**WHAT THIS TASK INVOLVES**
Every entry below must appear again, exactly as written.
◆ ◆ ◆ ◆
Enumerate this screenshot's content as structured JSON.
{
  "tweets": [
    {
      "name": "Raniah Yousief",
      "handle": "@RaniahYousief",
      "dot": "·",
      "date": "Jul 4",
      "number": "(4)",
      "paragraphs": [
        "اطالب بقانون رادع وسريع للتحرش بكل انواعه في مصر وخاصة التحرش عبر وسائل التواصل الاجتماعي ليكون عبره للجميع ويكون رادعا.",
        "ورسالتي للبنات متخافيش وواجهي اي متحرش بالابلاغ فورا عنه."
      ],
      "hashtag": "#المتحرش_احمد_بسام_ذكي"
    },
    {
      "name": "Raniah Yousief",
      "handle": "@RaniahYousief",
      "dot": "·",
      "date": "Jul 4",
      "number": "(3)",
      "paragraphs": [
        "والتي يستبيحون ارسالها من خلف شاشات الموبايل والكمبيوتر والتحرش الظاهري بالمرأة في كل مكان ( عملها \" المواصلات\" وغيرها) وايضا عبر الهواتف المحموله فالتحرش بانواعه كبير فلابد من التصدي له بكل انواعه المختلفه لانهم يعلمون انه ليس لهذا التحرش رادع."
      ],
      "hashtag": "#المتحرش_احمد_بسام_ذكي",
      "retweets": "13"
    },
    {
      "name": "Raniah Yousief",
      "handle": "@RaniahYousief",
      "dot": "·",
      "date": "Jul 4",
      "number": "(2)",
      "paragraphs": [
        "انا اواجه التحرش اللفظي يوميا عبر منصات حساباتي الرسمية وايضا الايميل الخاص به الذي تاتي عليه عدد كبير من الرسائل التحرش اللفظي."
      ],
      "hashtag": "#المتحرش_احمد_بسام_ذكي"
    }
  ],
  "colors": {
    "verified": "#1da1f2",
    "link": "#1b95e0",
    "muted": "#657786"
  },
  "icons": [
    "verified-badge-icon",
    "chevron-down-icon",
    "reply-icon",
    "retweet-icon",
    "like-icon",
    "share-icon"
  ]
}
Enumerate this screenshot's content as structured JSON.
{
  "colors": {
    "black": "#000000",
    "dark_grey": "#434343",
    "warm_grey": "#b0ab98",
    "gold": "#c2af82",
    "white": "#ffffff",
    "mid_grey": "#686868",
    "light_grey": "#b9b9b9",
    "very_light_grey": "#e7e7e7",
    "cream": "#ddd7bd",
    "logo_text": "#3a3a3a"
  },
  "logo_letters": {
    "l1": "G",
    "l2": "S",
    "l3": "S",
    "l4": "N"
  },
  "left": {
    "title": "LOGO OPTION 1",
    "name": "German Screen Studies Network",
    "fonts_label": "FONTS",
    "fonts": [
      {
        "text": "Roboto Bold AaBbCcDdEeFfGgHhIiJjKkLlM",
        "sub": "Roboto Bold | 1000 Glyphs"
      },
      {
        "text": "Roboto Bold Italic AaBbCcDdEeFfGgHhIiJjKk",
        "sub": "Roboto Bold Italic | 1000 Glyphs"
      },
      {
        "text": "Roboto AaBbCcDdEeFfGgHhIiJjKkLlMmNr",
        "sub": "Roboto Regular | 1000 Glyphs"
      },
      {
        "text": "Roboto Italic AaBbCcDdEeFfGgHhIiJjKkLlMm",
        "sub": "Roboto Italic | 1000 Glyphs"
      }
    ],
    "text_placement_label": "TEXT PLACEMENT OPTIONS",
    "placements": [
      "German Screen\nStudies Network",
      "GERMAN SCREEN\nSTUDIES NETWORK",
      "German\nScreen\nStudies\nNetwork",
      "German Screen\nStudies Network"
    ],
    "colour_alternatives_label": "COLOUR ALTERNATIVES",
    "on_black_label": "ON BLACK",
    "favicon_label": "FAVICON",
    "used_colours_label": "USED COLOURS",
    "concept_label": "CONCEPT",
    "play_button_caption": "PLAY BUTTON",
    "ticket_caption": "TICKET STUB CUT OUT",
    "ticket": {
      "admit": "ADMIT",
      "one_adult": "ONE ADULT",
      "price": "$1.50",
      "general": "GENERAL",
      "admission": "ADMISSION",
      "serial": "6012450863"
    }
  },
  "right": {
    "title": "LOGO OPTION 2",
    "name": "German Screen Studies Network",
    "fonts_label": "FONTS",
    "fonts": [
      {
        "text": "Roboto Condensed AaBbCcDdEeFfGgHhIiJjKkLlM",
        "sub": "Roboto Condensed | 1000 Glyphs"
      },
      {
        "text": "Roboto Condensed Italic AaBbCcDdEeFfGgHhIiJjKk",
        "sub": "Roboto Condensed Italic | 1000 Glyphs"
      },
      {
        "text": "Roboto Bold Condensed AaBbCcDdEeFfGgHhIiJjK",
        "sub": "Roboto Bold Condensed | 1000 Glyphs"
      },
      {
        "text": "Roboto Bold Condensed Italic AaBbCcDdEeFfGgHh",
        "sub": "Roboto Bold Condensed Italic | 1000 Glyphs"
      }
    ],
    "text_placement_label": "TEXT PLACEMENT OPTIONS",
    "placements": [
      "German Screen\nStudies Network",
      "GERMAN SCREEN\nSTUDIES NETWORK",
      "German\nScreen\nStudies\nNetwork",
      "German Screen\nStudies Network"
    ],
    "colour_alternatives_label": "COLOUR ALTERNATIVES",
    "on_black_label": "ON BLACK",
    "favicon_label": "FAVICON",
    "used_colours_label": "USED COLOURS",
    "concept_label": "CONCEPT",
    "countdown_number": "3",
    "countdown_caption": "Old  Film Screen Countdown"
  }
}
◆ ◆ ◆ ◆
**EXERCISE ANSWER**
Enumerate this screenshot's content as structured JSON.
{
  "tweets": [
    {
      "name": "Raniah Yousief",
      "handle": "@RaniahYousief",
      "dot": "·",
      "date": "Jul 4",
      "number": "(4)",
      "paragraphs": [
        "اطالب بقانون رادع وسريع للتحرش بكل انواعه في مصر وخاصة التحرش عبر وسائل التواصل الاجتماعي ليكون عبره للجميع ويكون رادعا.",
        "ورسالتي للبنات متخافيش وواجهي اي متحرش بالابلاغ فورا عنه."
      ],
      "hashtag": "#المتحرش_احمد_بسام_ذكي"
    },
    {
      "name": "Raniah Yousief",
      "handle": "@RaniahYousief",
      "dot": "·",
      "date": "Jul 4",
      "number": "(3)",
      "paragraphs": [
        "والتي يستبيحون ارسالها من خلف شاشات الموبايل والكمبيوتر والتحرش الظاهري بالمرأة في كل مكان ( عملها \" المواصلات\" وغيرها) وايضا عبر الهواتف المحموله فالتحرش بانواعه كبير فلابد من التصدي له بكل انواعه المختلفه لانهم يعلمون انه ليس لهذا التحرش رادع."
      ],
      "hashtag": "#المتحرش_احمد_بسام_ذكي",
      "retweets": "13"
    },
    {
      "name": "Raniah Yousief",
      "handle": "@RaniahYousief",
      "dot": "·",
      "date": "Jul 4",
      "number": "(2)",
      "paragraphs": [
        "انا اواجه التحرش اللفظي يوميا عبر منصات حساباتي الرسمية وايضا الايميل الخاص به الذي تاتي عليه عدد كبير من الرسائل التحرش اللفظي."
      ],
      "hashtag": "#المتحرش_احمد_بسام_ذكي"
    }
  ],
  "colors": {
    "verified": "#1da1f2",
    "link": "#1b95e0",
    "muted": "#657786"
  },
  "icons": [
    "verified-badge-icon",
    "chevron-down-icon",
    "reply-icon",
    "retweet-icon",
    "like-icon",
    "share-icon"
  ]
}
Enumerate this screenshot's content as structured JSON.
{
  "colors": {
    "black": "#000000",
    "dark_grey": "#434343",
    "warm_grey": "#b0ab98",
    "gold": "#c2af82",
    "white": "#ffffff",
    "mid_grey": "#686868",
    "light_grey": "#b9b9b9",
    "very_light_grey": "#e7e7e7",
    "cream": "#ddd7bd",
    "logo_text": "#3a3a3a"
  },
  "logo_letters": {
    "l1": "G",
    "l2": "S",
    "l3": "S",
    "l4": "N"
  },
  "left": {
    "title": "LOGO OPTION 1",
    "name": "German Screen Studies Network",
    "fonts_label": "FONTS",
    "fonts": [
      {
        "text": "Roboto Bold AaBbCcDdEeFfGgHhIiJjKkLlM",
        "sub": "Roboto Bold | 1000 Glyphs"
      },
      {
        "text": "Roboto Bold Italic AaBbCcDdEeFfGgHhIiJjKk",
        "sub": "Roboto Bold Italic | 1000 Glyphs"
      },
      {
        "text": "Roboto AaBbCcDdEeFfGgHhIiJjKkLlMmNr",
        "sub": "Roboto Regular | 1000 Glyphs"
      },
      {
        "text": "Roboto Italic AaBbCcDdEeFfGgHhIiJjKkLlMm",
        "sub": "Roboto Italic | 1000 Glyphs"
      }
    ],
    "text_placement_label": "TEXT PLACEMENT OPTIONS",
    "placements": [
      "German Screen\nStudies Network",
      "GERMAN SCREEN\nSTUDIES NETWORK",
      "German\nScreen\nStudies\nNetwork",
      "German Screen\nStudies Network"
    ],
    "colour_alternatives_label": "COLOUR ALTERNATIVES",
    "on_black_label": "ON BLACK",
    "favicon_label": "FAVICON",
    "used_colours_label": "USED COLOURS",
    "concept_label": "CONCEPT",
    "play_button_caption": "PLAY BUTTON",
    "ticket_caption": "TICKET STUB CUT OUT",
    "ticket": {
      "admit": "ADMIT",
      "one_adult": "ONE ADULT",
      "price": "$1.50",
      "general": "GENERAL",
      "admission": "ADMISSION",
      "serial": "6012450863"
    }
  },
  "right": {
    "title": "LOGO OPTION 2",
    "name": "German Screen Studies Network",
    "fonts_label": "FONTS",
    "fonts": [
      {
        "text": "Roboto Condensed AaBbCcDdEeFfGgHhIiJjKkLlM",
        "sub": "Roboto Condensed | 1000 Glyphs"
      },
      {
        "text": "Roboto Condensed Italic AaBbCcDdEeFfGgHhIiJjKk",
        "sub": "Roboto Condensed Italic | 1000 Glyphs"
      },
      {
        "text": "Roboto Bold Condensed AaBbCcDdEeFfGgHhIiJjK",
        "sub": "Roboto Bold Condensed | 1000 Glyphs"
      },
      {
        "text": "Roboto Bold Condensed Italic AaBbCcDdEeFfGgHh",
        "sub": "Roboto Bold Condensed Italic | 1000 Glyphs"
      }
    ],
    "text_placement_label": "TEXT PLACEMENT OPTIONS",
    "placements": [
      "German Screen\nStudies Network",
      "GERMAN SCREEN\nSTUDIES NETWORK",
      "German\nScreen\nStudies\nNetwork",
      "German Screen\nStudies Network"
    ],
    "colour_alternatives_label": "COLOUR ALTERNATIVES",
    "on_black_label": "ON BLACK",
    "favicon_label": "FAVICON",
    "used_colours_label": "USED COLOURS",
    "concept_label": "CONCEPT",
    "countdown_number": "3",
    "countdown_caption": "Old  Film Screen Countdown"
  }
}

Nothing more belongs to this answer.